__Directions for this task__.
Output only the lines from the one holding "Convert this screenshot" to the end of the data below, please, copied exactly.

(Stored data entries)
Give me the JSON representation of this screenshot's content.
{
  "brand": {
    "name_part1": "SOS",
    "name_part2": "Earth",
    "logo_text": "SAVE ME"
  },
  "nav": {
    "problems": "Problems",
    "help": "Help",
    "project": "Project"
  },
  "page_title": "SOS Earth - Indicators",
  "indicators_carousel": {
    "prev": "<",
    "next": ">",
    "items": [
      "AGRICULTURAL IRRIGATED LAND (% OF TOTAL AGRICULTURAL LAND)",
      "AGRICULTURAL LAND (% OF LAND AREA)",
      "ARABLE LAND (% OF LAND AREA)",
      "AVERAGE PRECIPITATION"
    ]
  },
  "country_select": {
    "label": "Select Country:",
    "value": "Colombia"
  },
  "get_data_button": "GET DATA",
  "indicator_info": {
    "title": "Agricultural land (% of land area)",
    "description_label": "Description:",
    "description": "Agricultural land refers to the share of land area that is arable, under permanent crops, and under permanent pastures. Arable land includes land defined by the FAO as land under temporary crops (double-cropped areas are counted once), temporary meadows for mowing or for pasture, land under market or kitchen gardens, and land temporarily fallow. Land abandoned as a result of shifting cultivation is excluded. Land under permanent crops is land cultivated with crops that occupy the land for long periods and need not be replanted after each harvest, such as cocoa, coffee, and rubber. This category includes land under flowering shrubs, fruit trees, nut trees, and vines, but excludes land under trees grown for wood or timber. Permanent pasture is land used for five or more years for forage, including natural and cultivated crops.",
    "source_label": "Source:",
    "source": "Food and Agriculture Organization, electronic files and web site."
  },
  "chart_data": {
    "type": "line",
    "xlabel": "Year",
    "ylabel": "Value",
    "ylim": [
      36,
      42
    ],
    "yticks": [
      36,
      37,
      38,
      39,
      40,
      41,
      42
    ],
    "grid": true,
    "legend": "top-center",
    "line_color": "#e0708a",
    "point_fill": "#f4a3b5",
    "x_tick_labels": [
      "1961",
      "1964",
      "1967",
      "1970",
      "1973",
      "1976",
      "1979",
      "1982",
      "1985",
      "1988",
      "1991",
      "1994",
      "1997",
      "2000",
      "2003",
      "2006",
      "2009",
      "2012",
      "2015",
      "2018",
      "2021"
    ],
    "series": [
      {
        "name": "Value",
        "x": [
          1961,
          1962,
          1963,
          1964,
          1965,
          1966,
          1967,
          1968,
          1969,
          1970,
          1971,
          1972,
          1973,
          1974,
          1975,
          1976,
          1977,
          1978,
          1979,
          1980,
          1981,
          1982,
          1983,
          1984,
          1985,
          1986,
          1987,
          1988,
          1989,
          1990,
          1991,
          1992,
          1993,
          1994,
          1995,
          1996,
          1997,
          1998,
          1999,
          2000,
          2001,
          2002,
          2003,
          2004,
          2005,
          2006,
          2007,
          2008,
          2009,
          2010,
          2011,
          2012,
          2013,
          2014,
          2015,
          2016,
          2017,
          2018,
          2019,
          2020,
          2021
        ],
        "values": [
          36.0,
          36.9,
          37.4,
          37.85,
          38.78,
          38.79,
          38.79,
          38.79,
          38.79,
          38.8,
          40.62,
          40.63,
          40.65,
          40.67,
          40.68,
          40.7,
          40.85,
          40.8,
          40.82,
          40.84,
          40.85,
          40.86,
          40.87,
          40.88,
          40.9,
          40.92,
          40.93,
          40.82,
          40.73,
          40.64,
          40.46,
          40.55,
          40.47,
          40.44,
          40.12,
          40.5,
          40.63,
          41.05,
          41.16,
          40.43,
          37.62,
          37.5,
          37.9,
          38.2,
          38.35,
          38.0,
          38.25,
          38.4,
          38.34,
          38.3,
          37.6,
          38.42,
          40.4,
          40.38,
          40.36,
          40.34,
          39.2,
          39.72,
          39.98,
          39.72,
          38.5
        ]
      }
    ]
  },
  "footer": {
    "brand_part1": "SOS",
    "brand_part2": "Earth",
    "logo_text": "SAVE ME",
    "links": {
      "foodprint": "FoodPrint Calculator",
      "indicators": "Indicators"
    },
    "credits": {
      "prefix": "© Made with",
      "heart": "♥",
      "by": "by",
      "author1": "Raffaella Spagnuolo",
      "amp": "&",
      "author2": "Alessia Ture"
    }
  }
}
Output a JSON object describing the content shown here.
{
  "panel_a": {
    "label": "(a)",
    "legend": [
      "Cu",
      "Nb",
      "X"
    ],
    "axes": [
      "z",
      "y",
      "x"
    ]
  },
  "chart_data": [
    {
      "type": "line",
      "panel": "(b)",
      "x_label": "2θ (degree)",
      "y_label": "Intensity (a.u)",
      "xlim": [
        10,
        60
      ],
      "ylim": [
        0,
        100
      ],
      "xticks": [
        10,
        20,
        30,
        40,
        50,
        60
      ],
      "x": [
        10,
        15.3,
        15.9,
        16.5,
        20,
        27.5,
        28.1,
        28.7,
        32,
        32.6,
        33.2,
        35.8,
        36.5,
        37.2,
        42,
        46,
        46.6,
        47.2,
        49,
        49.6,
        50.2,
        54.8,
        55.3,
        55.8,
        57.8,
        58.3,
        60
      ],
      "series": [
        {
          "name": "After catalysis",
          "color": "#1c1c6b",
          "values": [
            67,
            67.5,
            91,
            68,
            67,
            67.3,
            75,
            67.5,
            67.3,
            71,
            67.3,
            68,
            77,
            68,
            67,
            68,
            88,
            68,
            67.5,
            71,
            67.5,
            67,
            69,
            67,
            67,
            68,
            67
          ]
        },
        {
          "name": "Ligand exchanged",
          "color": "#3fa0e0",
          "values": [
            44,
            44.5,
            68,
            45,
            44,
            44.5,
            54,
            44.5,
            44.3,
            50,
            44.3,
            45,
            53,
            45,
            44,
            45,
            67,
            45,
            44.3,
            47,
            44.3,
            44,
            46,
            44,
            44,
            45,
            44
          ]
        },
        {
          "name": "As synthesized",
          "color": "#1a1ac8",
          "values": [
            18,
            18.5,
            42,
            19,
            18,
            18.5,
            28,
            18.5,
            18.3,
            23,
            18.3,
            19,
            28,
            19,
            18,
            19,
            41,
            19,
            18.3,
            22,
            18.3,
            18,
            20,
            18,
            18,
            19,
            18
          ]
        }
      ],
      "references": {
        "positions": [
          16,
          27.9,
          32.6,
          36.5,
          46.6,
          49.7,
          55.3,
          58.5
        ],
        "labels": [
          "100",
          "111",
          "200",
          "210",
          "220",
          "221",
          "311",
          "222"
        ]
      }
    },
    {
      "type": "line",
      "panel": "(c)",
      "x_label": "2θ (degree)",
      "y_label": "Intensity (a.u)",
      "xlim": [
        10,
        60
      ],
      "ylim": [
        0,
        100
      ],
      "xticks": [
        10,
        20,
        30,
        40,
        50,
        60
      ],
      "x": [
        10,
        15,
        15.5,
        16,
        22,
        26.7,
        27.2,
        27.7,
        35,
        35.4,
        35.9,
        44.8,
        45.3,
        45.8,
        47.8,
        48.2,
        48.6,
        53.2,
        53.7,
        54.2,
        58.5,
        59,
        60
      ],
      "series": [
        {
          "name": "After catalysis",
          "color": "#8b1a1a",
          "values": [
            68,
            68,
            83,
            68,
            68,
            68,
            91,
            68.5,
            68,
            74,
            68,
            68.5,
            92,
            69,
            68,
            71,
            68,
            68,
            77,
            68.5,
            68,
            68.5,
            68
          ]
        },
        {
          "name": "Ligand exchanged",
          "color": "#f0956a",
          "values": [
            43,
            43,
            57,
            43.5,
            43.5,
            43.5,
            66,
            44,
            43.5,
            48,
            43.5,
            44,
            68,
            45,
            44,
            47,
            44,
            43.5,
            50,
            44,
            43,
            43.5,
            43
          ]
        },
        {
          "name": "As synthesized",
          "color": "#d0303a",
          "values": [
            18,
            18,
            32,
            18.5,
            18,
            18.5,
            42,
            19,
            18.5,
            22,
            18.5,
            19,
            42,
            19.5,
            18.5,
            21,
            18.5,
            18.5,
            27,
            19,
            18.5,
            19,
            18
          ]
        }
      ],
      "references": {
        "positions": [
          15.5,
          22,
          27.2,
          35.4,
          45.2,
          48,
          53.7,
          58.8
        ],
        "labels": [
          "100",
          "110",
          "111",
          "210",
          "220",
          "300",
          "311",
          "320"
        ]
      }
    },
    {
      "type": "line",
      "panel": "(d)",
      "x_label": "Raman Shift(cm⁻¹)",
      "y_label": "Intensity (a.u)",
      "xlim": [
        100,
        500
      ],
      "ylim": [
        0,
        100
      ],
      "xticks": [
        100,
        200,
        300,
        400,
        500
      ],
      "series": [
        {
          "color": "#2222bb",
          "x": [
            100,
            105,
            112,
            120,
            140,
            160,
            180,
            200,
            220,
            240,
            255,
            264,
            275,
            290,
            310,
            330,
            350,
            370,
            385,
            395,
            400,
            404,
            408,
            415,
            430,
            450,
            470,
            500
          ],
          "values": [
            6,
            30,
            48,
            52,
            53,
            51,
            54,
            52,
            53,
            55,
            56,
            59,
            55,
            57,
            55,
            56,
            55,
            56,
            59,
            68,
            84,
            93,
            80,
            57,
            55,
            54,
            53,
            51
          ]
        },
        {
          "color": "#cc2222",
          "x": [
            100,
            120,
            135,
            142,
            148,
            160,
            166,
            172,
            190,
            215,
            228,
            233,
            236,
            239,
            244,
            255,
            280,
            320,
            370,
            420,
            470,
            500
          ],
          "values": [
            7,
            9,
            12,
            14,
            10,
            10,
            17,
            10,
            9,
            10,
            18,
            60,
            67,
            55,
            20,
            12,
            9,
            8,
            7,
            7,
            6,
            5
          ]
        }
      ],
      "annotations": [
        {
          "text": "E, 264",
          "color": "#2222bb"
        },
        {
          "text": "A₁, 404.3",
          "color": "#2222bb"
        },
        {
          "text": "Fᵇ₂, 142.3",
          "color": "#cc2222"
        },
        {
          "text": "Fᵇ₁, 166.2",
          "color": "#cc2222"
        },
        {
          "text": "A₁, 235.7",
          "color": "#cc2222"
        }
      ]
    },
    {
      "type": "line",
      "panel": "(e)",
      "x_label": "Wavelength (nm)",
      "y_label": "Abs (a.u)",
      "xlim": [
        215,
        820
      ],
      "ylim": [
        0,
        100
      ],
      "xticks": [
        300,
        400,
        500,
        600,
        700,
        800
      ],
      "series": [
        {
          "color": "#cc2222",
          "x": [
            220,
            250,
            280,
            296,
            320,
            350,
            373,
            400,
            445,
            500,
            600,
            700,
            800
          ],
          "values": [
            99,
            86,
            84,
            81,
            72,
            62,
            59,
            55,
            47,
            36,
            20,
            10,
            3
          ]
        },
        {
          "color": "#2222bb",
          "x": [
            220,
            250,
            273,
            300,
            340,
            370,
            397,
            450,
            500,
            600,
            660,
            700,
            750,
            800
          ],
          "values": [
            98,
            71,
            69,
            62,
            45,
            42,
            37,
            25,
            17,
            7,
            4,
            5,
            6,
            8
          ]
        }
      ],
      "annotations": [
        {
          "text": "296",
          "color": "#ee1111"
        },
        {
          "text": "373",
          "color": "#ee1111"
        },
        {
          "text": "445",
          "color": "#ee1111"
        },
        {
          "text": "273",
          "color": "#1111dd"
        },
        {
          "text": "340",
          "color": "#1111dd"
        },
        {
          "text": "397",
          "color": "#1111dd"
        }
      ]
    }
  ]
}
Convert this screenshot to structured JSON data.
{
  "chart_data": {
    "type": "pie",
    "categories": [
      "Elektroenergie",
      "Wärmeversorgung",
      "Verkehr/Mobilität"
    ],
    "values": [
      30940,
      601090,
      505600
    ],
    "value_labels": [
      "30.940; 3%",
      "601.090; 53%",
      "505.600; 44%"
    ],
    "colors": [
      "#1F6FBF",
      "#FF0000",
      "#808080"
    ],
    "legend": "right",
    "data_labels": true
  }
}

__Solution to this exercise__.
Convert this screenshot to structured JSON data.
{
  "chart_data": {
    "type": "pie",
    "categories": [
      "Elektroenergie",
      "Wärmeversorgung",
      "Verkehr/Mobilität"
    ],
    "values": [
      30940,
      601090,
      505600
    ],
    "value_labels": [
      "30.940; 3%",
      "601.090; 53%",
      "505.600; 44%"
    ],
    "colors": [
      "#1F6FBF",
      "#FF0000",
      "#808080"
    ],
    "legend": "right",
    "data_labels": true
  }
}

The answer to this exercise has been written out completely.